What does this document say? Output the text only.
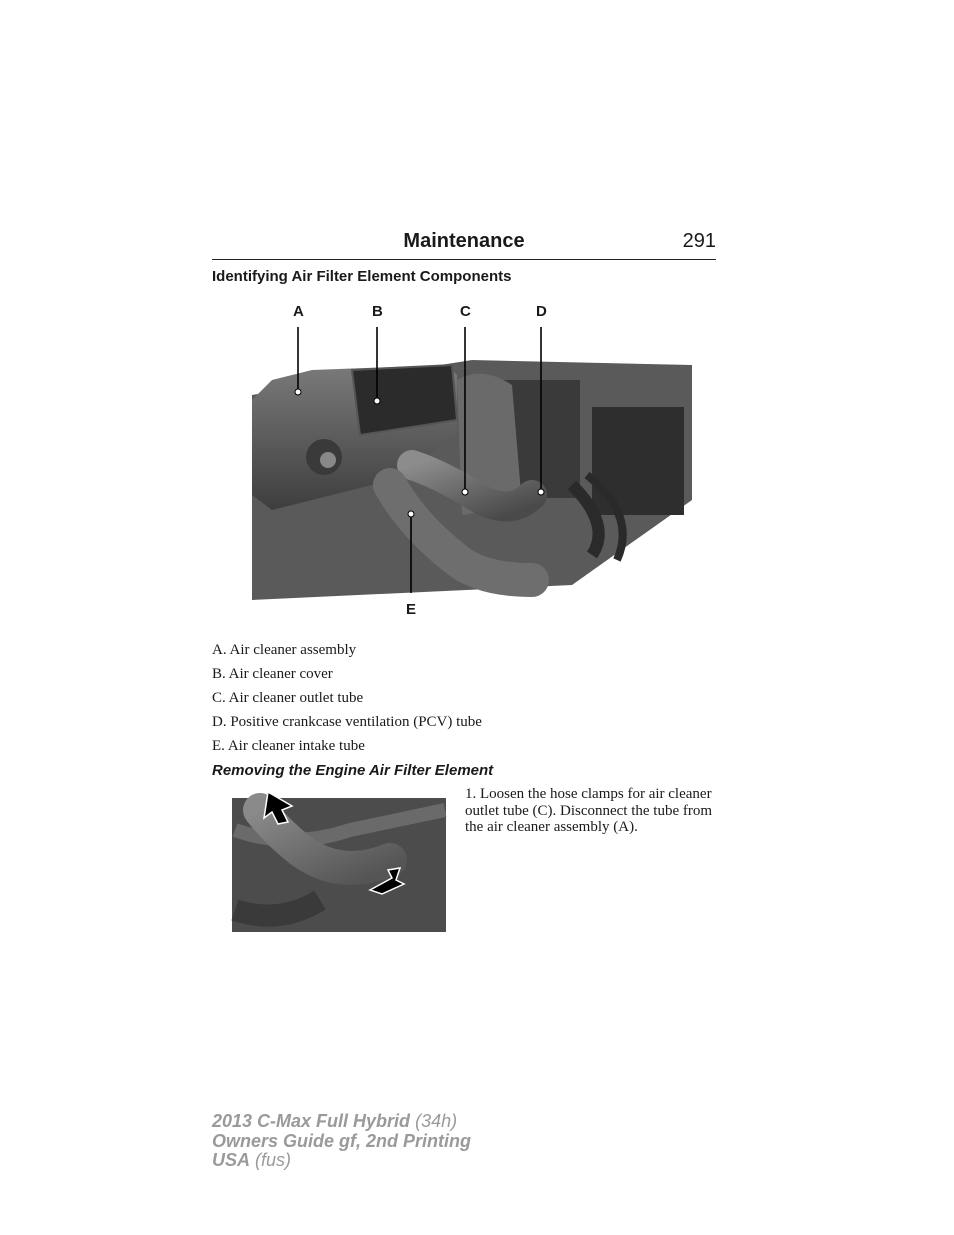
Maintenance	291
Identifying Air Filter Element Components
A	B	C	D
E
A. Air cleaner assembly
B. Air cleaner cover
C. Air cleaner outlet tube
D. Positive crankcase ventilation (PCV) tube
E. Air cleaner intake tube
Removing the Engine Air Filter Element
1. Loosen the hose clamps for air cleaner outlet tube (C). Disconnect the tube from the air cleaner assembly (A).
2013 C-Max Full Hybrid (34h)
Owners Guide gf, 2nd Printing
USA (fus)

# Short problem
Tally the lines in the records above that contain the word "assembly", and give only that number.

# Exercise result
2